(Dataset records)
···

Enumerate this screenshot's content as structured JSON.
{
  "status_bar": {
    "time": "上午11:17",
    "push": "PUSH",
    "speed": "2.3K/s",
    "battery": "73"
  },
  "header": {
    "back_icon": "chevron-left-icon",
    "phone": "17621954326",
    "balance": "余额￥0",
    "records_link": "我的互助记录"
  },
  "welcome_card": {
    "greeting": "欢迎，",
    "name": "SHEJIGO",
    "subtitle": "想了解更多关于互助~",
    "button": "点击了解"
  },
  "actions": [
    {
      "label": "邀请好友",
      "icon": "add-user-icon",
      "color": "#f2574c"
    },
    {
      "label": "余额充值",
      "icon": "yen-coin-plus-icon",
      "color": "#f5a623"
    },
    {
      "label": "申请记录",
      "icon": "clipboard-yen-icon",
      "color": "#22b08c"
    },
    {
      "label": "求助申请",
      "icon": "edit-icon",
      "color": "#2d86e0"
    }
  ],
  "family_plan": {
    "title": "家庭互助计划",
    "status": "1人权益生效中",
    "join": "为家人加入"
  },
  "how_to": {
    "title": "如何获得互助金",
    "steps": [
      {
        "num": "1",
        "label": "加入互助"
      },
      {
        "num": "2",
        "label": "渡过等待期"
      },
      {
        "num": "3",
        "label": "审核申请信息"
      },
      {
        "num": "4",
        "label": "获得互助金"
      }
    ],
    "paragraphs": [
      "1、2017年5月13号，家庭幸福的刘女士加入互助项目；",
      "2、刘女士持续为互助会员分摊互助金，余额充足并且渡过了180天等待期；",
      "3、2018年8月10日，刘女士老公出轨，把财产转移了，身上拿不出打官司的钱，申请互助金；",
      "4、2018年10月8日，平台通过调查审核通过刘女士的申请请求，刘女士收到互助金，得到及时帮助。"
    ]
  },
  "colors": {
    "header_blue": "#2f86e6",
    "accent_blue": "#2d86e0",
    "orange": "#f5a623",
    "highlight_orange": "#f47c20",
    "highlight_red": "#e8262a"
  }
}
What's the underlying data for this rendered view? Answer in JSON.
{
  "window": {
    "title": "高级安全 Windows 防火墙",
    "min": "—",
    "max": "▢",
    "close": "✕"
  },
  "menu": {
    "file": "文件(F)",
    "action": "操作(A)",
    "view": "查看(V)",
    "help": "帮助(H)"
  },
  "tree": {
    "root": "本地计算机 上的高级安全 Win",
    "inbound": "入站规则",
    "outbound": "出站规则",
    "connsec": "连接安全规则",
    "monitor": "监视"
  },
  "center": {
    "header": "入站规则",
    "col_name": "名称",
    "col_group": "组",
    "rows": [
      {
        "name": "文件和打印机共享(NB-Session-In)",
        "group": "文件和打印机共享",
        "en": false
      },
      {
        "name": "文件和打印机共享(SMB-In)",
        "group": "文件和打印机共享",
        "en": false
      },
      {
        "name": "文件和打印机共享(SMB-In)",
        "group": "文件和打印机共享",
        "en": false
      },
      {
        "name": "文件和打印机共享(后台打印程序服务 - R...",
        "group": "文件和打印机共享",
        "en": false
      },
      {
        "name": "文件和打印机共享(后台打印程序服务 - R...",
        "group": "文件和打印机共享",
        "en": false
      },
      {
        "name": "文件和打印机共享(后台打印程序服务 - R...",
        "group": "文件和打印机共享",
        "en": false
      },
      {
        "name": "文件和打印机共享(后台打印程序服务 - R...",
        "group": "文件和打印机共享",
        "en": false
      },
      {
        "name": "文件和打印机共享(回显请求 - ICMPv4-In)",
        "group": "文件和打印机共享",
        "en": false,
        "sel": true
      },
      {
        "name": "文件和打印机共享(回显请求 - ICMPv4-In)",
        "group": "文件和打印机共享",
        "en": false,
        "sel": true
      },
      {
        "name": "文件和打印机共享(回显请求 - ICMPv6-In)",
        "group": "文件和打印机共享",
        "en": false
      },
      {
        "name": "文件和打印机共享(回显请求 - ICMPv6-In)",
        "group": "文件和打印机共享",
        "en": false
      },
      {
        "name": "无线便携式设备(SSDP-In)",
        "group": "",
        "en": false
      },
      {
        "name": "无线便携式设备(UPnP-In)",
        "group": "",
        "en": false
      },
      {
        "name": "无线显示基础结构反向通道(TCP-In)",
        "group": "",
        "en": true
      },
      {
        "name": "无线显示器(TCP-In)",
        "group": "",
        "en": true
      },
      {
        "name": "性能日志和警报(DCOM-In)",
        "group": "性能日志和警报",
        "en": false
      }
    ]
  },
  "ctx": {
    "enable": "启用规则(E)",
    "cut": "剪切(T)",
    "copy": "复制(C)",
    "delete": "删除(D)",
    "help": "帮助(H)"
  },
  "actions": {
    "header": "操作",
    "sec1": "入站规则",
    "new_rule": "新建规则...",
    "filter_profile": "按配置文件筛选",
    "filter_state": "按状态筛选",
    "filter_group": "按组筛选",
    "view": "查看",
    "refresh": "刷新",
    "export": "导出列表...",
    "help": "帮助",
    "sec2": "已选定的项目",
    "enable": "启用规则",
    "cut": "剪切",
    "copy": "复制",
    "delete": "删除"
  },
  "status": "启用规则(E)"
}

···

- _SET TASK_:
Write out the data again, exactly and in full.

- _SOLUTION TO THIS PROBLEM_:
Enumerate this screenshot's content as structured JSON.
{
  "status_bar": {
    "time": "上午11:17",
    "push": "PUSH",
    "speed": "2.3K/s",
    "battery": "73"
  },
  "header": {
    "back_icon": "chevron-left-icon",
    "phone": "17621954326",
    "balance": "余额￥0",
    "records_link": "我的互助记录"
  },
  "welcome_card": {
    "greeting": "欢迎，",
    "name": "SHEJIGO",
    "subtitle": "想了解更多关于互助~",
    "button": "点击了解"
  },
  "actions": [
    {
      "label": "邀请好友",
      "icon": "add-user-icon",
      "color": "#f2574c"
    },
    {
      "label": "余额充值",
      "icon": "yen-coin-plus-icon",
      "color": "#f5a623"
    },
    {
      "label": "申请记录",
      "icon": "clipboard-yen-icon",
      "color": "#22b08c"
    },
    {
      "label": "求助申请",
      "icon": "edit-icon",
      "color": "#2d86e0"
    }
  ],
  "family_plan": {
    "title": "家庭互助计划",
    "status": "1人权益生效中",
    "join": "为家人加入"
  },
  "how_to": {
    "title": "如何获得互助金",
    "steps": [
      {
        "num": "1",
        "label": "加入互助"
      },
      {
        "num": "2",
        "label": "渡过等待期"
      },
      {
        "num": "3",
        "label": "审核申请信息"
      },
      {
        "num": "4",
        "label": "获得互助金"
      }
    ],
    "paragraphs": [
      "1、2017年5月13号，家庭幸福的刘女士加入互助项目；",
      "2、刘女士持续为互助会员分摊互助金，余额充足并且渡过了180天等待期；",
      "3、2018年8月10日，刘女士老公出轨，把财产转移了，身上拿不出打官司的钱，申请互助金；",
      "4、2018年10月8日，平台通过调查审核通过刘女士的申请请求，刘女士收到互助金，得到及时帮助。"
    ]
  },
  "colors": {
    "header_blue": "#2f86e6",
    "accent_blue": "#2d86e0",
    "orange": "#f5a623",
    "highlight_orange": "#f47c20",
    "highlight_red": "#e8262a"
  }
}
What's the underlying data for this rendered view? Answer in JSON.
{
  "window": {
    "title": "高级安全 Windows 防火墙",
    "min": "—",
    "max": "▢",
    "close": "✕"
  },
  "menu": {
    "file": "文件(F)",
    "action": "操作(A)",
    "view": "查看(V)",
    "help": "帮助(H)"
  },
  "tree": {
    "root": "本地计算机 上的高级安全 Win",
    "inbound": "入站规则",
    "outbound": "出站规则",
    "connsec": "连接安全规则",
    "monitor": "监视"
  },
  "center": {
    "header": "入站规则",
    "col_name": "名称",
    "col_group": "组",
    "rows": [
      {
        "name": "文件和打印机共享(NB-Session-In)",
        "group": "文件和打印机共享",
        "en": false
      },
      {
        "name": "文件和打印机共享(SMB-In)",
        "group": "文件和打印机共享",
        "en": false
      },
      {
        "name": "文件和打印机共享(SMB-In)",
        "group": "文件和打印机共享",
        "en": false
      },
      {
        "name": "文件和打印机共享(后台打印程序服务 - R...",
        "group": "文件和打印机共享",
        "en": false
      },
      {
        "name": "文件和打印机共享(后台打印程序服务 - R...",
        "group": "文件和打印机共享",
        "en": false
      },
      {
        "name": "文件和打印机共享(后台打印程序服务 - R...",
        "group": "文件和打印机共享",
        "en": false
      },
      {
        "name": "文件和打印机共享(后台打印程序服务 - R...",
        "group": "文件和打印机共享",
        "en": false
      },
      {
        "name": "文件和打印机共享(回显请求 - ICMPv4-In)",
        "group": "文件和打印机共享",
        "en": false,
        "sel": true
      },
      {
        "name": "文件和打印机共享(回显请求 - ICMPv4-In)",
        "group": "文件和打印机共享",
        "en": false,
        "sel": true
      },
      {
        "name": "文件和打印机共享(回显请求 - ICMPv6-In)",
        "group": "文件和打印机共享",
        "en": false
      },
      {
        "name": "文件和打印机共享(回显请求 - ICMPv6-In)",
        "group": "文件和打印机共享",
        "en": false
      },
      {
        "name": "无线便携式设备(SSDP-In)",
        "group": "",
        "en": false
      },
      {
        "name": "无线便携式设备(UPnP-In)",
        "group": "",
        "en": false
      },
      {
        "name": "无线显示基础结构反向通道(TCP-In)",
        "group": "",
        "en": true
      },
      {
        "name": "无线显示器(TCP-In)",
        "group": "",
        "en": true
      },
      {
        "name": "性能日志和警报(DCOM-In)",
        "group": "性能日志和警报",
        "en": false
      }
    ]
  },
  "ctx": {
    "enable": "启用规则(E)",
    "cut": "剪切(T)",
    "copy": "复制(C)",
    "delete": "删除(D)",
    "help": "帮助(H)"
  },
  "actions": {
    "header": "操作",
    "sec1": "入站规则",
    "new_rule": "新建规则...",
    "filter_profile": "按配置文件筛选",
    "filter_state": "按状态筛选",
    "filter_group": "按组筛选",
    "view": "查看",
    "refresh": "刷新",
    "export": "导出列表...",
    "help": "帮助",
    "sec2": "已选定的项目",
    "enable": "启用规则",
    "cut": "剪切",
    "copy": "复制",
    "delete": "删除"
  },
  "status": "启用规则(E)"
}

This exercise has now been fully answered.